**GIVEN INSTRUCTION:** Print the data that follows exactly.

**RECORDS FOR THE EXERCISE:**
....................
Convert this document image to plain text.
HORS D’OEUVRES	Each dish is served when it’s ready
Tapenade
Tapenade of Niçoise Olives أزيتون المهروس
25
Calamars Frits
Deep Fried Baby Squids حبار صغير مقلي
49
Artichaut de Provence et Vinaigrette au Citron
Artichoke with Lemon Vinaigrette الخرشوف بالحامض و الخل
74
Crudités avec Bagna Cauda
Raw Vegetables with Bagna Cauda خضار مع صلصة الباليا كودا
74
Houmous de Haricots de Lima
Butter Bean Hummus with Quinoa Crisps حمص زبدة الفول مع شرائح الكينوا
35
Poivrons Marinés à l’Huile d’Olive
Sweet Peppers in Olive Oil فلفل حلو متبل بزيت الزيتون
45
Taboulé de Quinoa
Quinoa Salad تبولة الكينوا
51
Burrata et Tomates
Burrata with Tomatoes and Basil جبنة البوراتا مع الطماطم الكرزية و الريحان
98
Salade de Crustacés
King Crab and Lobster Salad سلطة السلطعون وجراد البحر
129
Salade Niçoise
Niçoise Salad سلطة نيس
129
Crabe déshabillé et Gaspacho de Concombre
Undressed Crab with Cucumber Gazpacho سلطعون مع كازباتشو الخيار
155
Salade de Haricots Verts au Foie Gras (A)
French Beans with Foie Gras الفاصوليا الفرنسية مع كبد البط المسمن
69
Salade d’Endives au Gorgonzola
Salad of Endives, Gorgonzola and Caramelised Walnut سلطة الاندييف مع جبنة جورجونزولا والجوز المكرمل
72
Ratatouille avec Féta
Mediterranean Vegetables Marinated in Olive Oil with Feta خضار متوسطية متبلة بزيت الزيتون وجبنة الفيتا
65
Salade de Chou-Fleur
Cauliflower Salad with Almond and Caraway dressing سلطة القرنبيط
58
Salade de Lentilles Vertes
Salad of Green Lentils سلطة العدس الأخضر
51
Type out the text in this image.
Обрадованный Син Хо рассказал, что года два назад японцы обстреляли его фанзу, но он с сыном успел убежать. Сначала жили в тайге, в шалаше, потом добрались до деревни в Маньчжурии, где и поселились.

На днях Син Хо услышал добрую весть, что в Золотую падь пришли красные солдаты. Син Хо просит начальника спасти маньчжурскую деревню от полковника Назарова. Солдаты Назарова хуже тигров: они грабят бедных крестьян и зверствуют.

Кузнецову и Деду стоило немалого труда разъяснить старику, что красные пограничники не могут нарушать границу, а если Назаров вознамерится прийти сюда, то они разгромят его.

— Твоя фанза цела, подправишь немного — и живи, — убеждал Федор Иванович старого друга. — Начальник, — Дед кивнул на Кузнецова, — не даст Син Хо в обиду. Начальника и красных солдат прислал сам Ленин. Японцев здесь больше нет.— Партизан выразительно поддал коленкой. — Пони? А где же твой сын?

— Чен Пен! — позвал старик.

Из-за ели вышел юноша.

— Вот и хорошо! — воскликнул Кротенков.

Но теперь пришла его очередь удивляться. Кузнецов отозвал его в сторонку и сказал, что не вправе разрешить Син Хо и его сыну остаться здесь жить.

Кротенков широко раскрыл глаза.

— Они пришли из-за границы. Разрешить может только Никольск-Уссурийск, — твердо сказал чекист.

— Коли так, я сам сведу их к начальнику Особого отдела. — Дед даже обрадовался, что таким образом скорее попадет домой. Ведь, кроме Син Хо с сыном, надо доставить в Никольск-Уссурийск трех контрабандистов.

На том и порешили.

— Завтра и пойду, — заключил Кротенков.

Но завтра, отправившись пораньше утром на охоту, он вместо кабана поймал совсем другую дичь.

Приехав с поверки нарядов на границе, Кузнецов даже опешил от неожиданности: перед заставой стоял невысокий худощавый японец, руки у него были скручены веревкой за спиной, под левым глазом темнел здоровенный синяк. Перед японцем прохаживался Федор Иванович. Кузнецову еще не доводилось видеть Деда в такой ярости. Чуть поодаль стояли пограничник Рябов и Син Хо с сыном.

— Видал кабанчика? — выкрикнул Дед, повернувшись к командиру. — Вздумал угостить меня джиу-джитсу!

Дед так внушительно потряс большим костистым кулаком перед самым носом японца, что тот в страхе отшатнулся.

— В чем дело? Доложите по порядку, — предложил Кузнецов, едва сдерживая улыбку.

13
....................
**ANSWER TO THIS TASK:**
Convert this document image to plain text.
HORS D’OEUVRES	Each dish is served when it’s ready
Tapenade
Tapenade of Niçoise Olives أزيتون المهروس
25
Calamars Frits
Deep Fried Baby Squids حبار صغير مقلي
49
Artichaut de Provence et Vinaigrette au Citron
Artichoke with Lemon Vinaigrette الخرشوف بالحامض و الخل
74
Crudités avec Bagna Cauda
Raw Vegetables with Bagna Cauda خضار مع صلصة الباليا كودا
74
Houmous de Haricots de Lima
Butter Bean Hummus with Quinoa Crisps حمص زبدة الفول مع شرائح الكينوا
35
Poivrons Marinés à l’Huile d’Olive
Sweet Peppers in Olive Oil فلفل حلو متبل بزيت الزيتون
45
Taboulé de Quinoa
Quinoa Salad تبولة الكينوا
51
Burrata et Tomates
Burrata with Tomatoes and Basil جبنة البوراتا مع الطماطم الكرزية و الريحان
98
Salade de Crustacés
King Crab and Lobster Salad سلطة السلطعون وجراد البحر
129
Salade Niçoise
Niçoise Salad سلطة نيس
129
Crabe déshabillé et Gaspacho de Concombre
Undressed Crab with Cucumber Gazpacho سلطعون مع كازباتشو الخيار
155
Salade de Haricots Verts au Foie Gras (A)
French Beans with Foie Gras الفاصوليا الفرنسية مع كبد البط المسمن
69
Salade d’Endives au Gorgonzola
Salad of Endives, Gorgonzola and Caramelised Walnut سلطة الاندييف مع جبنة جورجونزولا والجوز المكرمل
72
Ratatouille avec Féta
Mediterranean Vegetables Marinated in Olive Oil with Feta خضار متوسطية متبلة بزيت الزيتون وجبنة الفيتا
65
Salade de Chou-Fleur
Cauliflower Salad with Almond and Caraway dressing سلطة القرنبيط
58
Salade de Lentilles Vertes
Salad of Green Lentils سلطة العدس الأخضر
51
Type out the text in this image.
Обрадованный Син Хо рассказал, что года два назад японцы обстреляли его фанзу, но он с сыном успел убежать. Сначала жили в тайге, в шалаше, потом добрались до деревни в Маньчжурии, где и поселились.

На днях Син Хо услышал добрую весть, что в Золотую падь пришли красные солдаты. Син Хо просит начальника спасти маньчжурскую деревню от полковника Назарова. Солдаты Назарова хуже тигров: они грабят бедных крестьян и зверствуют.

Кузнецову и Деду стоило немалого труда разъяснить старику, что красные пограничники не могут нарушать границу, а если Назаров вознамерится прийти сюда, то они разгромят его.

— Твоя фанза цела, подправишь немного — и живи, — убеждал Федор Иванович старого друга. — Начальник, — Дед кивнул на Кузнецова, — не даст Син Хо в обиду. Начальника и красных солдат прислал сам Ленин. Японцев здесь больше нет.— Партизан выразительно поддал коленкой. — Пони? А где же твой сын?

— Чен Пен! — позвал старик.

Из-за ели вышел юноша.

— Вот и хорошо! — воскликнул Кротенков.

Но теперь пришла его очередь удивляться. Кузнецов отозвал его в сторонку и сказал, что не вправе разрешить Син Хо и его сыну остаться здесь жить.

Кротенков широко раскрыл глаза.

— Они пришли из-за границы. Разрешить может только Никольск-Уссурийск, — твердо сказал чекист.

— Коли так, я сам сведу их к начальнику Особого отдела. — Дед даже обрадовался, что таким образом скорее попадет домой. Ведь, кроме Син Хо с сыном, надо доставить в Никольск-Уссурийск трех контрабандистов.

На том и порешили.

— Завтра и пойду, — заключил Кротенков.

Но завтра, отправившись пораньше утром на охоту, он вместо кабана поймал совсем другую дичь.

Приехав с поверки нарядов на границе, Кузнецов даже опешил от неожиданности: перед заставой стоял невысокий худощавый японец, руки у него были скручены веревкой за спиной, под левым глазом темнел здоровенный синяк. Перед японцем прохаживался Федор Иванович. Кузнецову еще не доводилось видеть Деда в такой ярости. Чуть поодаль стояли пограничник Рябов и Син Хо с сыном.

— Видал кабанчика? — выкрикнул Дед, повернувшись к командиру. — Вздумал угостить меня джиу-джитсу!

Дед так внушительно потряс большим костистым кулаком перед самым носом японца, что тот в страхе отшатнулся.

— В чем дело? Доложите по порядку, — предложил Кузнецов, едва сдерживая улыбку.

13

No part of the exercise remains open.